- **WORK REQUIRED**:
Rewrite the data below with every "entry-page" changed to "page-ref" and nothing else altered. Leave out the pictures.

··· RECORDS TO PROCESS ···

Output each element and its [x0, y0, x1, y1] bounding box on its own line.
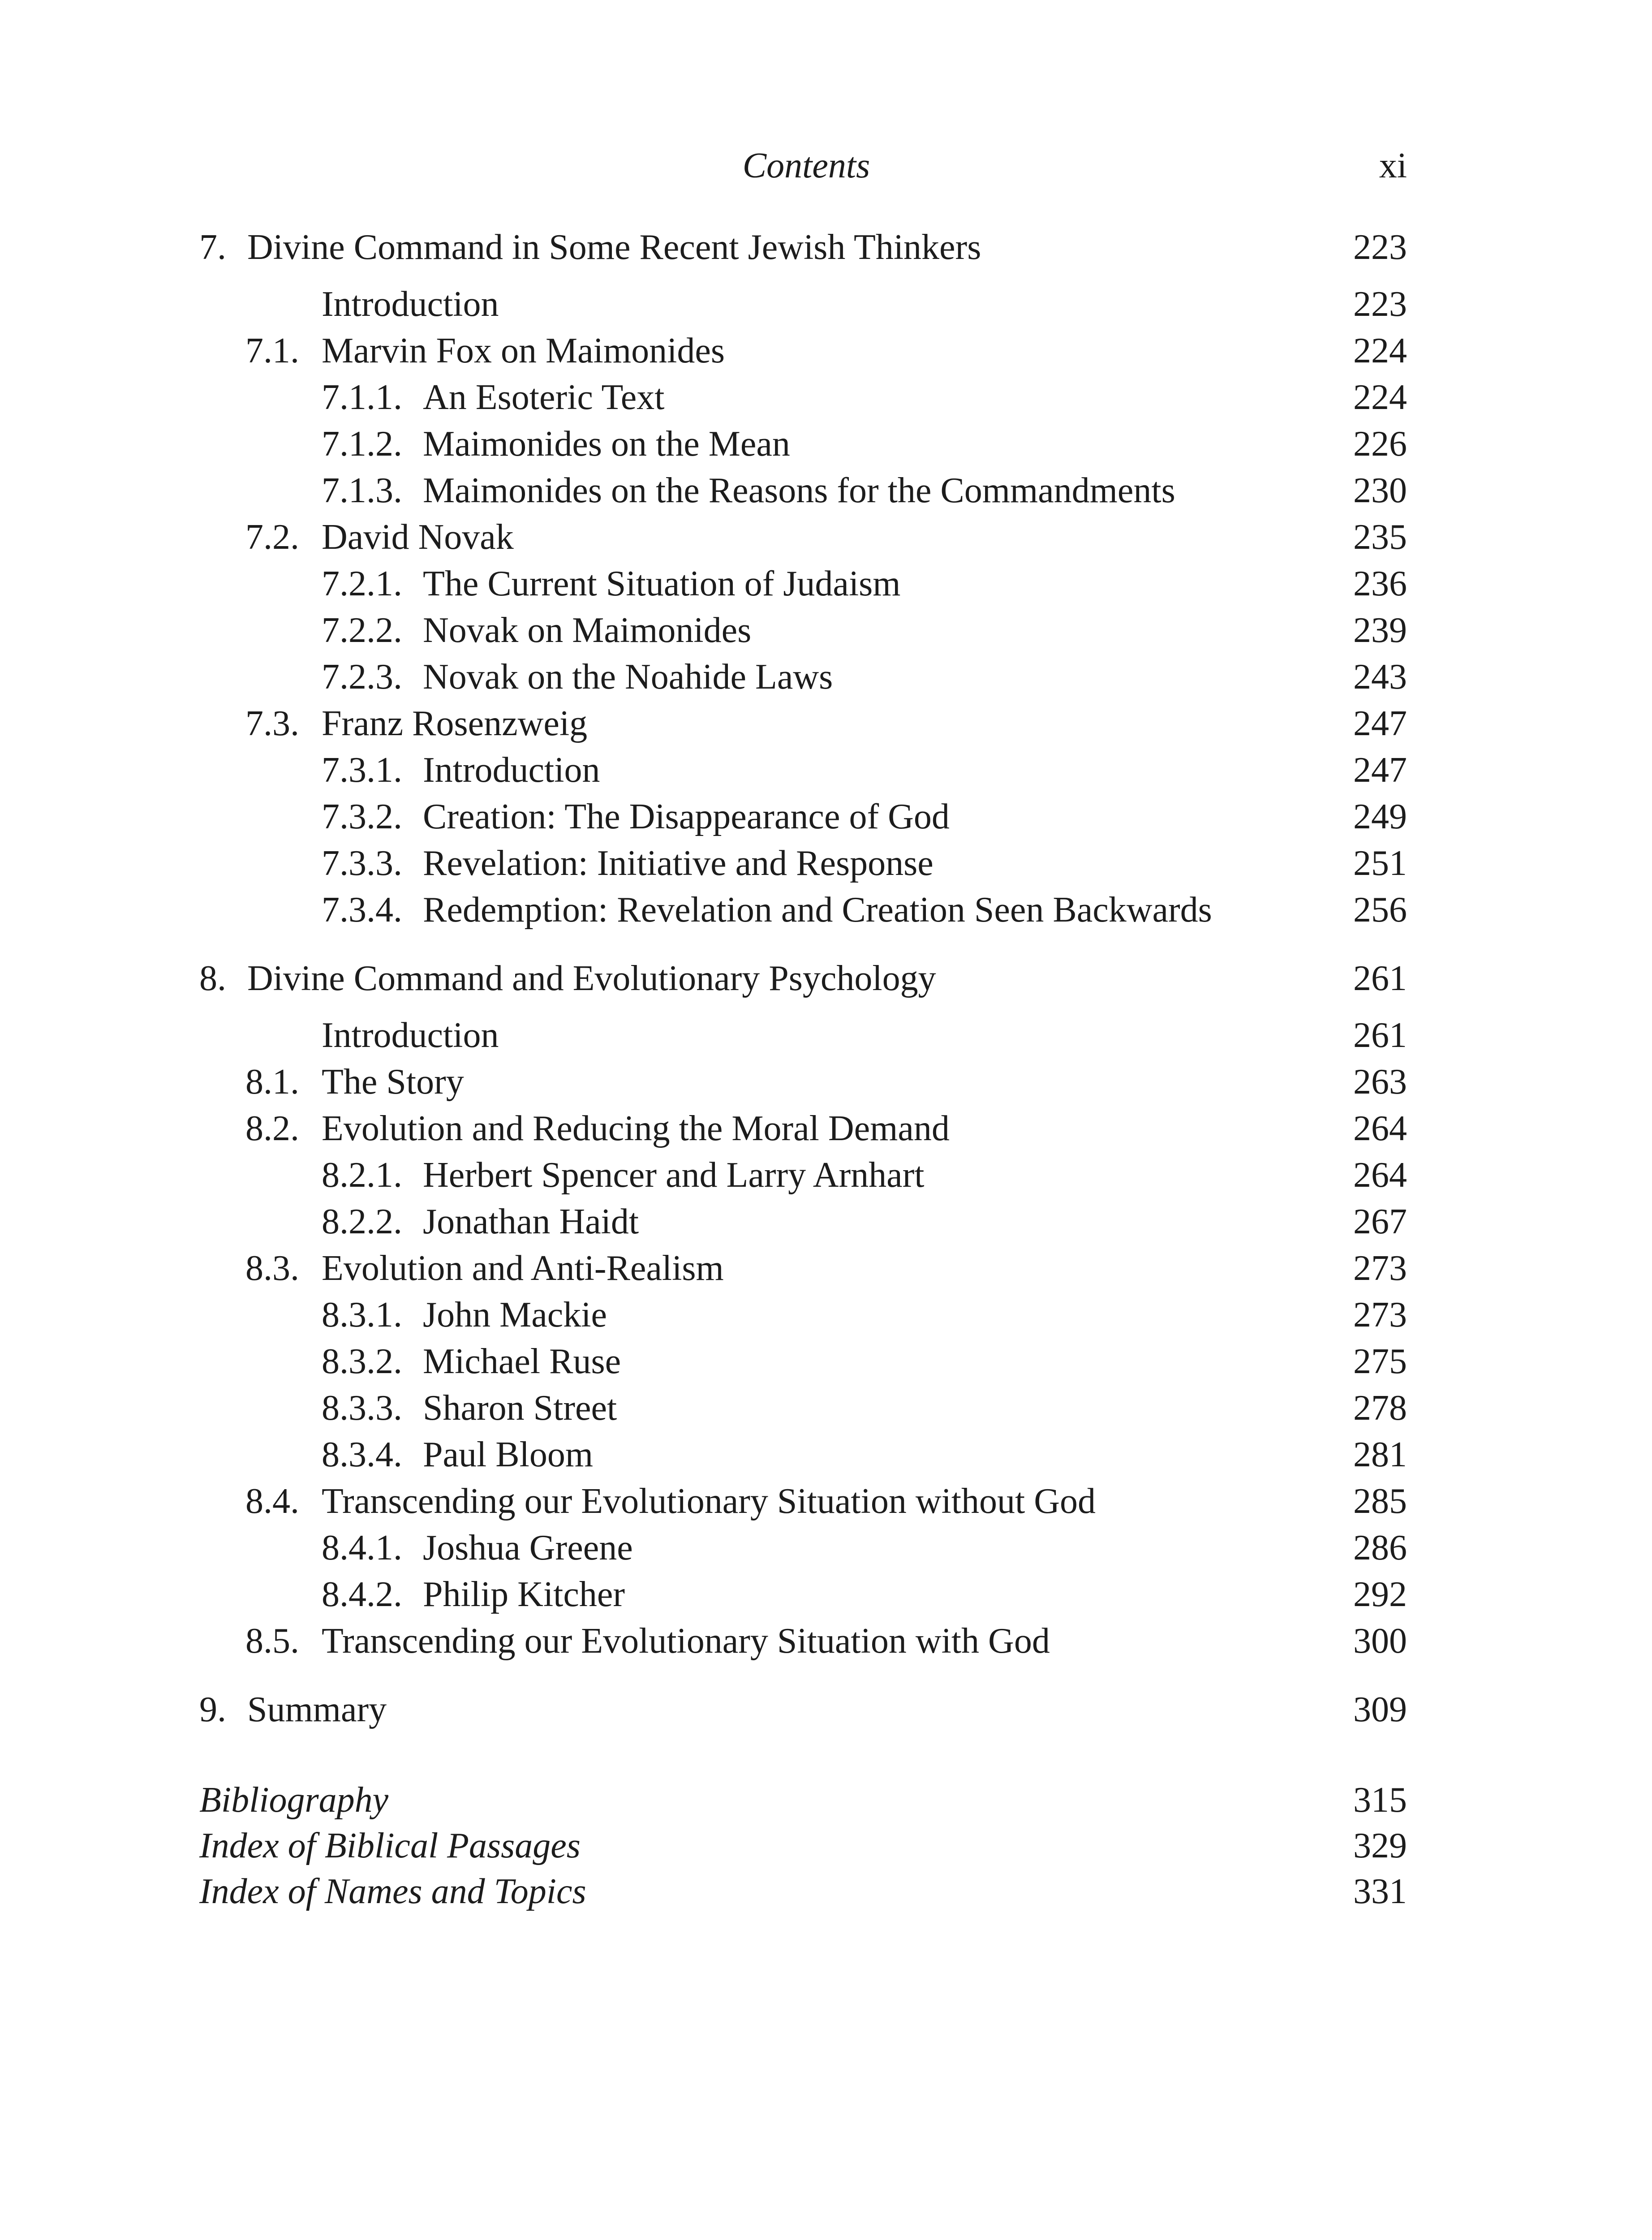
entry-number: 7.1.3.: [322, 471, 402, 510]
entry-page: 292: [1353, 1575, 1407, 1614]
entry-page: 224: [1353, 378, 1407, 417]
entry-title: Divine Command in Some Recent Jewish Thinkers: [247, 228, 981, 267]
toc-entry: [0, 281, 1652, 327]
entry-title: Redemption: Revelation and Creation Seen Backwards: [423, 890, 1212, 930]
entry-number: 8.: [199, 959, 226, 998]
entry-page: 273: [1353, 1249, 1407, 1288]
entry-title: Index of Biblical Passages: [199, 1826, 581, 1865]
entry-number: 7.: [199, 228, 226, 267]
entry-page: 278: [1353, 1388, 1407, 1428]
entry-number: 7.1.1.: [322, 378, 402, 417]
entry-title: Maimonides on the Reasons for the Commandments: [423, 471, 1175, 510]
entry-page: 264: [1353, 1109, 1407, 1148]
entry-page: 281: [1353, 1435, 1407, 1474]
entry-page: 247: [1353, 750, 1407, 790]
toc-subsection: [0, 840, 1652, 887]
toc-chapter: [0, 224, 1652, 271]
toc-subsection: [0, 654, 1652, 700]
entry-number: 8.2.2.: [322, 1202, 402, 1241]
entry-title: John Mackie: [423, 1295, 607, 1335]
entry-number: 7.1.2.: [322, 424, 402, 464]
entry-page: 309: [1353, 1690, 1407, 1729]
toc-subsection: [0, 1385, 1652, 1431]
entry-number: 7.3.: [245, 704, 299, 743]
toc-section: [0, 700, 1652, 747]
entry-number: 7.2.1.: [322, 564, 402, 603]
entry-title: Paul Bloom: [423, 1435, 594, 1474]
entry-title: Sharon Street: [423, 1388, 617, 1428]
entry-page: 264: [1353, 1155, 1407, 1195]
entry-page: 223: [1353, 284, 1407, 324]
page-folio: xi: [1379, 146, 1407, 185]
entry-number: 8.3.2.: [322, 1342, 402, 1381]
toc-subsection: [0, 560, 1652, 607]
entry-title: Herbert Spencer and Larry Arnhart: [423, 1155, 925, 1195]
entry-title: Novak on Maimonides: [423, 611, 752, 650]
toc-section: [0, 514, 1652, 560]
entry-title: The Story: [322, 1062, 464, 1102]
toc-subsection: [0, 607, 1652, 654]
entry-title: Introduction: [423, 750, 600, 790]
entry-page: 329: [1353, 1826, 1407, 1865]
toc-subsection: [0, 1571, 1652, 1618]
entry-title: David Novak: [322, 517, 514, 557]
entry-number: 7.3.3.: [322, 844, 402, 883]
entry-page: 285: [1353, 1482, 1407, 1521]
toc-section: [0, 327, 1652, 374]
entry-number: 8.2.: [245, 1109, 299, 1148]
toc-subsection: [0, 467, 1652, 514]
entry-title: Franz Rosenzweig: [322, 704, 588, 743]
toc-backmatter: [0, 1822, 1652, 1869]
entry-title: Evolution and Reducing the Moral Demand: [322, 1109, 950, 1148]
entry-number: 8.3.: [245, 1249, 299, 1288]
entry-number: 7.3.1.: [322, 750, 402, 790]
entry-number: 8.4.1.: [322, 1528, 402, 1568]
toc-section: [0, 1105, 1652, 1152]
entry-title: Introduction: [322, 284, 499, 324]
entry-number: 8.1.: [245, 1062, 299, 1102]
entry-title: Divine Command and Evolutionary Psychology: [247, 959, 936, 998]
toc-subsection: [0, 1431, 1652, 1478]
entry-page: 261: [1353, 959, 1407, 998]
entry-page: 223: [1353, 228, 1407, 267]
toc-chapter: [0, 1686, 1652, 1733]
toc-subsection: [0, 1338, 1652, 1385]
entry-page: 226: [1353, 424, 1407, 464]
entry-title: Transcending our Evolutionary Situation with God: [322, 1621, 1050, 1661]
entry-number: 7.3.4.: [322, 890, 402, 930]
entry-number: 7.2.2.: [322, 611, 402, 650]
entry-number: 7.2.3.: [322, 657, 402, 697]
toc-backmatter: [0, 1777, 1652, 1823]
entry-page: 230: [1353, 471, 1407, 510]
entry-title: Joshua Greene: [423, 1528, 633, 1568]
entry-number: 8.5.: [245, 1621, 299, 1661]
running-title: Contents: [742, 146, 870, 185]
toc-section: [0, 1478, 1652, 1525]
toc-backmatter: [0, 1868, 1652, 1915]
entry-title: Summary: [247, 1690, 387, 1729]
entry-title: Jonathan Haidt: [423, 1202, 639, 1241]
entry-number: 8.4.2.: [322, 1575, 402, 1614]
entry-title: Introduction: [322, 1016, 499, 1055]
entry-title: Creation: The Disappearance of God: [423, 797, 950, 836]
entry-page: 247: [1353, 704, 1407, 743]
toc-subsection: [0, 793, 1652, 840]
entry-title: Revelation: Initiative and Response: [423, 844, 934, 883]
toc-subsection: [0, 1292, 1652, 1338]
running-head: [0, 141, 1652, 190]
entry-page: 273: [1353, 1295, 1407, 1335]
toc-section: [0, 1618, 1652, 1664]
toc-subsection: [0, 374, 1652, 421]
toc-entry: [0, 1012, 1652, 1059]
entry-number: 8.3.1.: [322, 1295, 402, 1335]
entry-page: 263: [1353, 1062, 1407, 1102]
entry-title: Marvin Fox on Maimonides: [322, 331, 725, 370]
entry-title: Novak on the Noahide Laws: [423, 657, 833, 697]
entry-page: 224: [1353, 331, 1407, 370]
entry-number: 8.4.: [245, 1482, 299, 1521]
entry-page: 286: [1353, 1528, 1407, 1568]
entry-page: 331: [1353, 1872, 1407, 1911]
entry-page: 275: [1353, 1342, 1407, 1381]
entry-number: 9.: [199, 1690, 226, 1729]
entry-title: The Current Situation of Judaism: [423, 564, 901, 603]
toc-subsection: [0, 1525, 1652, 1571]
toc-section: [0, 1245, 1652, 1292]
entry-title: Index of Names and Topics: [199, 1872, 586, 1911]
entry-number: 7.2.: [245, 517, 299, 557]
entry-title: An Esoteric Text: [423, 378, 665, 417]
entry-number: 7.1.: [245, 331, 299, 370]
entry-number: 7.3.2.: [322, 797, 402, 836]
toc-subsection: [0, 1198, 1652, 1245]
entry-title: Evolution and Anti-Realism: [322, 1249, 724, 1288]
entry-page: 236: [1353, 564, 1407, 603]
entry-page: 243: [1353, 657, 1407, 697]
entry-title: Philip Kitcher: [423, 1575, 625, 1614]
toc-chapter: [0, 955, 1652, 1002]
entry-number: 8.3.4.: [322, 1435, 402, 1474]
entry-number: 8.3.3.: [322, 1388, 402, 1428]
entry-page: 256: [1353, 890, 1407, 930]
entry-page: 300: [1353, 1621, 1407, 1661]
entry-page: 261: [1353, 1016, 1407, 1055]
toc-subsection: [0, 1152, 1652, 1198]
entry-title: Maimonides on the Mean: [423, 424, 790, 464]
toc-subsection: [0, 421, 1652, 467]
toc-subsection: [0, 887, 1652, 933]
entry-number: 8.2.1.: [322, 1155, 402, 1195]
entry-page: 267: [1353, 1202, 1407, 1241]
toc-subsection: [0, 747, 1652, 793]
entry-title: Bibliography: [199, 1780, 389, 1820]
entry-page: 251: [1353, 844, 1407, 883]
entry-title: Michael Ruse: [423, 1342, 621, 1381]
entry-page: 249: [1353, 797, 1407, 836]
entry-page: 239: [1353, 611, 1407, 650]
toc-section: [0, 1059, 1652, 1105]
entry-title: Transcending our Evolutionary Situation without God: [322, 1482, 1096, 1521]
entry-page: 315: [1353, 1780, 1407, 1820]
entry-page: 235: [1353, 517, 1407, 557]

···

- **TASK RESPONSE**:
Output each element and its [x0, y0, x1, y1] bounding box on its own line.
entry-number: 7.1.3.: [322, 471, 402, 510]
page-ref: 292: [1353, 1575, 1407, 1614]
page-ref: 224: [1353, 378, 1407, 417]
entry-title: Divine Command in Some Recent Jewish Thinkers: [247, 228, 981, 267]
toc-entry: [0, 281, 1652, 327]
entry-title: Redemption: Revelation and Creation Seen Backwards: [423, 890, 1212, 930]
entry-number: 8.: [199, 959, 226, 998]
page-ref: 273: [1353, 1249, 1407, 1288]
entry-title: Index of Biblical Passages: [199, 1826, 581, 1865]
entry-number: 7.: [199, 228, 226, 267]
page-ref: 278: [1353, 1388, 1407, 1428]
entry-number: 7.1.1.: [322, 378, 402, 417]
entry-title: Maimonides on the Reasons for the Commandments: [423, 471, 1175, 510]
page-ref: 264: [1353, 1109, 1407, 1148]
page-ref: 281: [1353, 1435, 1407, 1474]
page-ref: 247: [1353, 750, 1407, 790]
toc-subsection: [0, 840, 1652, 887]
toc-chapter: [0, 224, 1652, 271]
toc-subsection: [0, 654, 1652, 700]
entry-number: 8.2.2.: [322, 1202, 402, 1241]
entry-title: John Mackie: [423, 1295, 607, 1335]
entry-number: 7.1.2.: [322, 424, 402, 464]
page-ref: 309: [1353, 1690, 1407, 1729]
toc-subsection: [0, 1385, 1652, 1431]
entry-number: 7.3.: [245, 704, 299, 743]
toc-section: [0, 700, 1652, 747]
entry-number: 7.2.1.: [322, 564, 402, 603]
entry-title: Paul Bloom: [423, 1435, 594, 1474]
entry-title: Sharon Street: [423, 1388, 617, 1428]
page-ref: 264: [1353, 1155, 1407, 1195]
page-ref: 223: [1353, 284, 1407, 324]
page-folio: xi: [1379, 146, 1407, 185]
entry-number: 8.3.2.: [322, 1342, 402, 1381]
toc-subsection: [0, 560, 1652, 607]
entry-title: Herbert Spencer and Larry Arnhart: [423, 1155, 925, 1195]
entry-title: Novak on Maimonides: [423, 611, 752, 650]
toc-section: [0, 514, 1652, 560]
entry-title: The Story: [322, 1062, 464, 1102]
toc-subsection: [0, 607, 1652, 654]
entry-title: Introduction: [423, 750, 600, 790]
page-ref: 329: [1353, 1826, 1407, 1865]
toc-subsection: [0, 1571, 1652, 1618]
entry-title: David Novak: [322, 517, 514, 557]
entry-number: 7.3.3.: [322, 844, 402, 883]
page-ref: 285: [1353, 1482, 1407, 1521]
toc-section: [0, 327, 1652, 374]
entry-number: 8.2.: [245, 1109, 299, 1148]
toc-subsection: [0, 467, 1652, 514]
entry-title: Franz Rosenzweig: [322, 704, 588, 743]
toc-backmatter: [0, 1822, 1652, 1869]
entry-title: Evolution and Reducing the Moral Demand: [322, 1109, 950, 1148]
entry-number: 8.3.: [245, 1249, 299, 1288]
entry-number: 7.3.1.: [322, 750, 402, 790]
entry-number: 8.4.1.: [322, 1528, 402, 1568]
toc-section: [0, 1105, 1652, 1152]
entry-title: Introduction: [322, 284, 499, 324]
entry-number: 8.1.: [245, 1062, 299, 1102]
entry-title: Divine Command and Evolutionary Psychology: [247, 959, 936, 998]
toc-subsection: [0, 1431, 1652, 1478]
page-ref: 261: [1353, 959, 1407, 998]
page-ref: 223: [1353, 228, 1407, 267]
toc-chapter: [0, 1686, 1652, 1733]
toc-subsection: [0, 1338, 1652, 1385]
page-ref: 226: [1353, 424, 1407, 464]
entry-title: Transcending our Evolutionary Situation with God: [322, 1621, 1050, 1661]
entry-number: 7.3.4.: [322, 890, 402, 930]
entry-number: 7.2.2.: [322, 611, 402, 650]
entry-number: 7.2.3.: [322, 657, 402, 697]
toc-backmatter: [0, 1777, 1652, 1823]
page-ref: 230: [1353, 471, 1407, 510]
entry-title: Joshua Greene: [423, 1528, 633, 1568]
entry-number: 8.5.: [245, 1621, 299, 1661]
running-title: Contents: [742, 146, 870, 185]
toc-section: [0, 1478, 1652, 1525]
toc-backmatter: [0, 1868, 1652, 1915]
entry-title: Summary: [247, 1690, 387, 1729]
entry-title: Jonathan Haidt: [423, 1202, 639, 1241]
entry-number: 8.4.2.: [322, 1575, 402, 1614]
entry-title: Introduction: [322, 1016, 499, 1055]
entry-title: Creation: The Disappearance of God: [423, 797, 950, 836]
page-ref: 247: [1353, 704, 1407, 743]
toc-subsection: [0, 793, 1652, 840]
entry-title: Revelation: Initiative and Response: [423, 844, 934, 883]
toc-subsection: [0, 1292, 1652, 1338]
running-head: [0, 141, 1652, 190]
page-ref: 273: [1353, 1295, 1407, 1335]
toc-section: [0, 1618, 1652, 1664]
toc-subsection: [0, 374, 1652, 421]
toc-entry: [0, 1012, 1652, 1059]
entry-number: 8.3.1.: [322, 1295, 402, 1335]
page-ref: 263: [1353, 1062, 1407, 1102]
entry-title: Marvin Fox on Maimonides: [322, 331, 725, 370]
entry-title: Novak on the Noahide Laws: [423, 657, 833, 697]
page-ref: 224: [1353, 331, 1407, 370]
entry-number: 8.4.: [245, 1482, 299, 1521]
page-ref: 286: [1353, 1528, 1407, 1568]
page-ref: 331: [1353, 1872, 1407, 1911]
page-ref: 275: [1353, 1342, 1407, 1381]
entry-number: 9.: [199, 1690, 226, 1729]
entry-title: The Current Situation of Judaism: [423, 564, 901, 603]
toc-subsection: [0, 1525, 1652, 1571]
toc-section: [0, 1245, 1652, 1292]
entry-title: Index of Names and Topics: [199, 1872, 586, 1911]
entry-number: 7.2.: [245, 517, 299, 557]
entry-title: An Esoteric Text: [423, 378, 665, 417]
entry-number: 7.1.: [245, 331, 299, 370]
entry-number: 7.3.2.: [322, 797, 402, 836]
toc-subsection: [0, 1198, 1652, 1245]
entry-title: Evolution and Anti-Realism: [322, 1249, 724, 1288]
page-ref: 236: [1353, 564, 1407, 603]
page-ref: 243: [1353, 657, 1407, 697]
entry-title: Philip Kitcher: [423, 1575, 625, 1614]
toc-chapter: [0, 955, 1652, 1002]
entry-number: 8.3.4.: [322, 1435, 402, 1474]
entry-number: 8.3.3.: [322, 1388, 402, 1428]
page-ref: 256: [1353, 890, 1407, 930]
page-ref: 300: [1353, 1621, 1407, 1661]
page-ref: 261: [1353, 1016, 1407, 1055]
toc-subsection: [0, 1152, 1652, 1198]
entry-title: Maimonides on the Mean: [423, 424, 790, 464]
toc-subsection: [0, 421, 1652, 467]
toc-subsection: [0, 887, 1652, 933]
entry-number: 8.2.1.: [322, 1155, 402, 1195]
page-ref: 267: [1353, 1202, 1407, 1241]
toc-subsection: [0, 747, 1652, 793]
entry-title: Bibliography: [199, 1780, 389, 1820]
page-ref: 251: [1353, 844, 1407, 883]
entry-title: Michael Ruse: [423, 1342, 621, 1381]
page-ref: 249: [1353, 797, 1407, 836]
page-ref: 239: [1353, 611, 1407, 650]
toc-section: [0, 1059, 1652, 1105]
entry-title: Transcending our Evolutionary Situation without God: [322, 1482, 1096, 1521]
page-ref: 315: [1353, 1780, 1407, 1820]
page-ref: 235: [1353, 517, 1407, 557]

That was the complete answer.